__TASK DESCRIPTION__: Every entry must be repeated exactly. Exclude all pictures.

▼

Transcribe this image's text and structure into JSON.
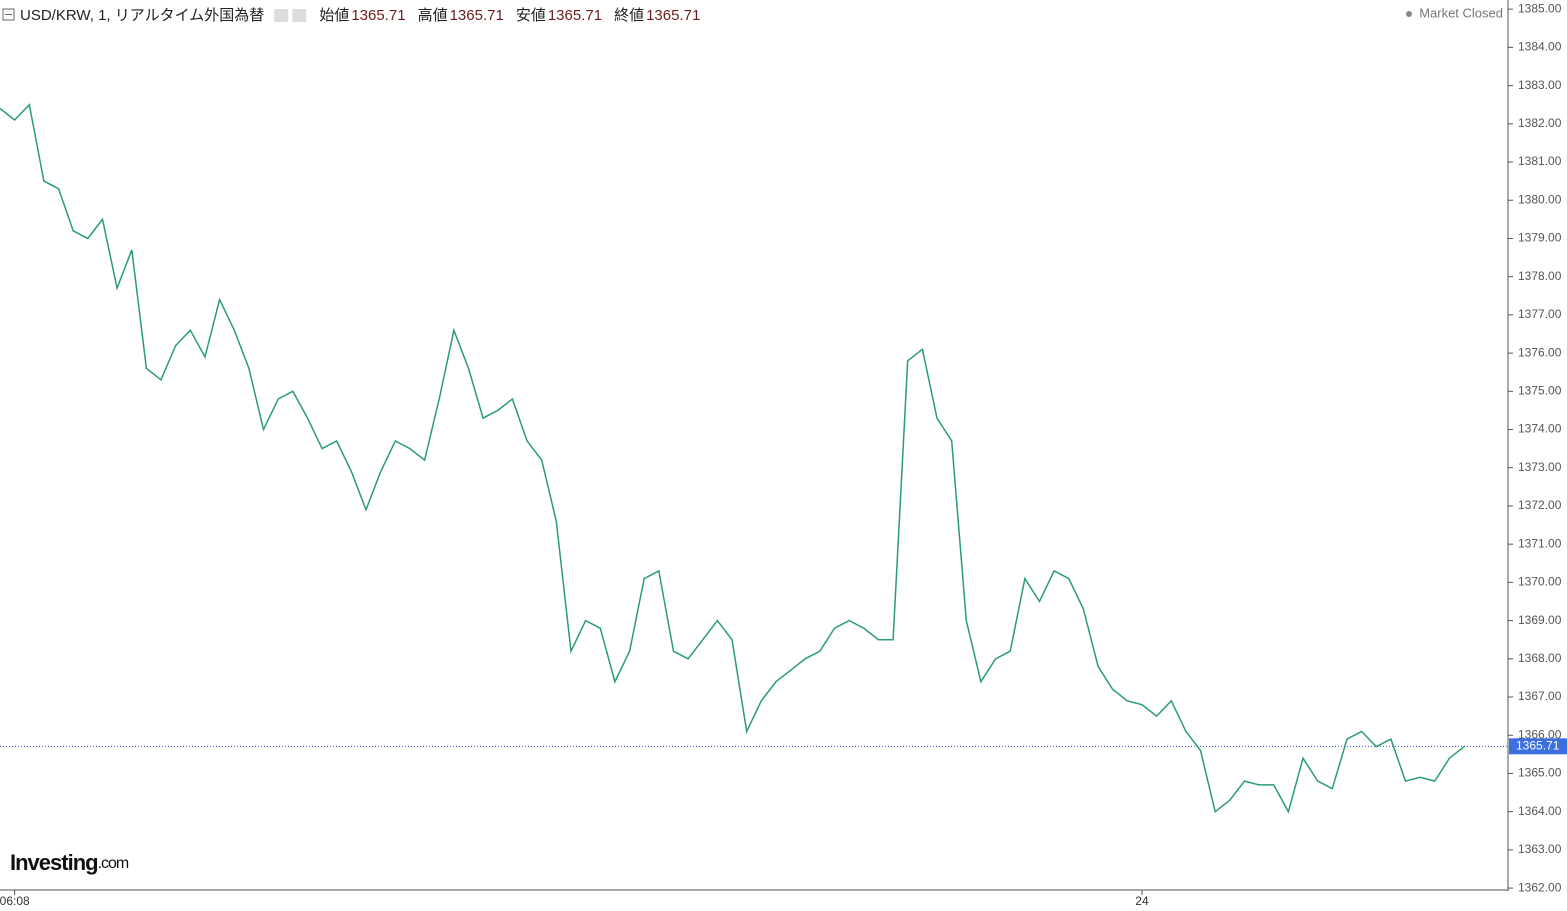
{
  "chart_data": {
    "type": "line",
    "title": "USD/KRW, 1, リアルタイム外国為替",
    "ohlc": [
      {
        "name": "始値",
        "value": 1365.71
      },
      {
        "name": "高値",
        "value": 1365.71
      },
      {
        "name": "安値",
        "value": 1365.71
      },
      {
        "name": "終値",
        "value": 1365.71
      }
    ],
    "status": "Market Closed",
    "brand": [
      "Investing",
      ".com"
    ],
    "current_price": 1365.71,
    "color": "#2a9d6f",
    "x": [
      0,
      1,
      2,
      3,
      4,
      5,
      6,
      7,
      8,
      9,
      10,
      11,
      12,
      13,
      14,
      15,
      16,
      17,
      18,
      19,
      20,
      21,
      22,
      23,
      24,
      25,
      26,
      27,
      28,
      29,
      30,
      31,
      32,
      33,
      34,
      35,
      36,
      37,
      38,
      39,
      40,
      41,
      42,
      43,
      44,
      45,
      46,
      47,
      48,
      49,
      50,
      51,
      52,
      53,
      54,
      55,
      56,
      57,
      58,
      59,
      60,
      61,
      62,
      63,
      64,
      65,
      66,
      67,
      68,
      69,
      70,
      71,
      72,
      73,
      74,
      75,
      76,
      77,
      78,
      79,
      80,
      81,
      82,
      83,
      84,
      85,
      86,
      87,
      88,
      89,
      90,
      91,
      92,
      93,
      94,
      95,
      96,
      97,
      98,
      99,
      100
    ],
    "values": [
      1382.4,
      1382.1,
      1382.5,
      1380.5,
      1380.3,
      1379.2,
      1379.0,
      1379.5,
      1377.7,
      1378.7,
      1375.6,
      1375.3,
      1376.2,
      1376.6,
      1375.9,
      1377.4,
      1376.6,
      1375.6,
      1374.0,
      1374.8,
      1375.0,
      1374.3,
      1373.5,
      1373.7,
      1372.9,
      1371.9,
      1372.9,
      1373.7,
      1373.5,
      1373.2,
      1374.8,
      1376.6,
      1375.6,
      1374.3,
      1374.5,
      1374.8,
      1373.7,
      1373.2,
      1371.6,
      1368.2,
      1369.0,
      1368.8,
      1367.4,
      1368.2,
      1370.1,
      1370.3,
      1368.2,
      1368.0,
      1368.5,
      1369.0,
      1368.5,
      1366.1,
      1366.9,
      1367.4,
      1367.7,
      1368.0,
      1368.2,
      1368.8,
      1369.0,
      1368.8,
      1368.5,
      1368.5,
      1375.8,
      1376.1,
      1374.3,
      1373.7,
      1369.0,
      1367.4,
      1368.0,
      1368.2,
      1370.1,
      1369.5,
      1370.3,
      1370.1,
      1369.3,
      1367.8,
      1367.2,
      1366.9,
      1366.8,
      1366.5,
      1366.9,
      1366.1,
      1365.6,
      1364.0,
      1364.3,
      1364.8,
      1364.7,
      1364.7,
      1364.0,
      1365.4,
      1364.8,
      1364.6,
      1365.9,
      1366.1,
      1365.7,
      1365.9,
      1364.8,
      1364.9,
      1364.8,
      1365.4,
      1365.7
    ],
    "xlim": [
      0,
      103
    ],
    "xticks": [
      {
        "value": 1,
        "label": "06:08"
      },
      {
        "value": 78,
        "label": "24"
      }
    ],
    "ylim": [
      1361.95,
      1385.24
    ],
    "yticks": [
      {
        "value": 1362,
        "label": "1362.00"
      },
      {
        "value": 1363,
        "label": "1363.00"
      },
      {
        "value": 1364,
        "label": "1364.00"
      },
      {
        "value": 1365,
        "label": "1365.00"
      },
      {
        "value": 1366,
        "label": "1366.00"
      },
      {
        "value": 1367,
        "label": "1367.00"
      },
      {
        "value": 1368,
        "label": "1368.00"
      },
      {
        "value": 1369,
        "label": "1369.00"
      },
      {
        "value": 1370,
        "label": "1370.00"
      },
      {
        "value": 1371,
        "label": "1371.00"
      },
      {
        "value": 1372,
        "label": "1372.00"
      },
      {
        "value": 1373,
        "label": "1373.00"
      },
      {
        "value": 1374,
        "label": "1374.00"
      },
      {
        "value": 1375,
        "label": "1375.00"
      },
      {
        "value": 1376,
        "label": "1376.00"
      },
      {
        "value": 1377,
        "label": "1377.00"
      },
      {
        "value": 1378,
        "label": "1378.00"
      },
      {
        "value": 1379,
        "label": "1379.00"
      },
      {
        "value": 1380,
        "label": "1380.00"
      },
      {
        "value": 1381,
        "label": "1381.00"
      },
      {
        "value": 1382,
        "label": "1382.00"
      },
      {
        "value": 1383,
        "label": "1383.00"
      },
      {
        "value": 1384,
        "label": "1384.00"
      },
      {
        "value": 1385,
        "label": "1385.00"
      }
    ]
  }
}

▲

__OUTPUT BELOW__:
Transcribe this image's text and structure into JSON.
{
  "chart_data": {
    "type": "line",
    "title": "USD/KRW, 1, リアルタイム外国為替",
    "ohlc": [
      {
        "name": "始値",
        "value": 1365.71
      },
      {
        "name": "高値",
        "value": 1365.71
      },
      {
        "name": "安値",
        "value": 1365.71
      },
      {
        "name": "終値",
        "value": 1365.71
      }
    ],
    "status": "Market Closed",
    "brand": [
      "Investing",
      ".com"
    ],
    "current_price": 1365.71,
    "color": "#2a9d6f",
    "x": [
      0,
      1,
      2,
      3,
      4,
      5,
      6,
      7,
      8,
      9,
      10,
      11,
      12,
      13,
      14,
      15,
      16,
      17,
      18,
      19,
      20,
      21,
      22,
      23,
      24,
      25,
      26,
      27,
      28,
      29,
      30,
      31,
      32,
      33,
      34,
      35,
      36,
      37,
      38,
      39,
      40,
      41,
      42,
      43,
      44,
      45,
      46,
      47,
      48,
      49,
      50,
      51,
      52,
      53,
      54,
      55,
      56,
      57,
      58,
      59,
      60,
      61,
      62,
      63,
      64,
      65,
      66,
      67,
      68,
      69,
      70,
      71,
      72,
      73,
      74,
      75,
      76,
      77,
      78,
      79,
      80,
      81,
      82,
      83,
      84,
      85,
      86,
      87,
      88,
      89,
      90,
      91,
      92,
      93,
      94,
      95,
      96,
      97,
      98,
      99,
      100
    ],
    "values": [
      1382.4,
      1382.1,
      1382.5,
      1380.5,
      1380.3,
      1379.2,
      1379.0,
      1379.5,
      1377.7,
      1378.7,
      1375.6,
      1375.3,
      1376.2,
      1376.6,
      1375.9,
      1377.4,
      1376.6,
      1375.6,
      1374.0,
      1374.8,
      1375.0,
      1374.3,
      1373.5,
      1373.7,
      1372.9,
      1371.9,
      1372.9,
      1373.7,
      1373.5,
      1373.2,
      1374.8,
      1376.6,
      1375.6,
      1374.3,
      1374.5,
      1374.8,
      1373.7,
      1373.2,
      1371.6,
      1368.2,
      1369.0,
      1368.8,
      1367.4,
      1368.2,
      1370.1,
      1370.3,
      1368.2,
      1368.0,
      1368.5,
      1369.0,
      1368.5,
      1366.1,
      1366.9,
      1367.4,
      1367.7,
      1368.0,
      1368.2,
      1368.8,
      1369.0,
      1368.8,
      1368.5,
      1368.5,
      1375.8,
      1376.1,
      1374.3,
      1373.7,
      1369.0,
      1367.4,
      1368.0,
      1368.2,
      1370.1,
      1369.5,
      1370.3,
      1370.1,
      1369.3,
      1367.8,
      1367.2,
      1366.9,
      1366.8,
      1366.5,
      1366.9,
      1366.1,
      1365.6,
      1364.0,
      1364.3,
      1364.8,
      1364.7,
      1364.7,
      1364.0,
      1365.4,
      1364.8,
      1364.6,
      1365.9,
      1366.1,
      1365.7,
      1365.9,
      1364.8,
      1364.9,
      1364.8,
      1365.4,
      1365.7
    ],
    "xlim": [
      0,
      103
    ],
    "xticks": [
      {
        "value": 1,
        "label": "06:08"
      },
      {
        "value": 78,
        "label": "24"
      }
    ],
    "ylim": [
      1361.95,
      1385.24
    ],
    "yticks": [
      {
        "value": 1362,
        "label": "1362.00"
      },
      {
        "value": 1363,
        "label": "1363.00"
      },
      {
        "value": 1364,
        "label": "1364.00"
      },
      {
        "value": 1365,
        "label": "1365.00"
      },
      {
        "value": 1366,
        "label": "1366.00"
      },
      {
        "value": 1367,
        "label": "1367.00"
      },
      {
        "value": 1368,
        "label": "1368.00"
      },
      {
        "value": 1369,
        "label": "1369.00"
      },
      {
        "value": 1370,
        "label": "1370.00"
      },
      {
        "value": 1371,
        "label": "1371.00"
      },
      {
        "value": 1372,
        "label": "1372.00"
      },
      {
        "value": 1373,
        "label": "1373.00"
      },
      {
        "value": 1374,
        "label": "1374.00"
      },
      {
        "value": 1375,
        "label": "1375.00"
      },
      {
        "value": 1376,
        "label": "1376.00"
      },
      {
        "value": 1377,
        "label": "1377.00"
      },
      {
        "value": 1378,
        "label": "1378.00"
      },
      {
        "value": 1379,
        "label": "1379.00"
      },
      {
        "value": 1380,
        "label": "1380.00"
      },
      {
        "value": 1381,
        "label": "1381.00"
      },
      {
        "value": 1382,
        "label": "1382.00"
      },
      {
        "value": 1383,
        "label": "1383.00"
      },
      {
        "value": 1384,
        "label": "1384.00"
      },
      {
        "value": 1385,
        "label": "1385.00"
      }
    ]
  }
}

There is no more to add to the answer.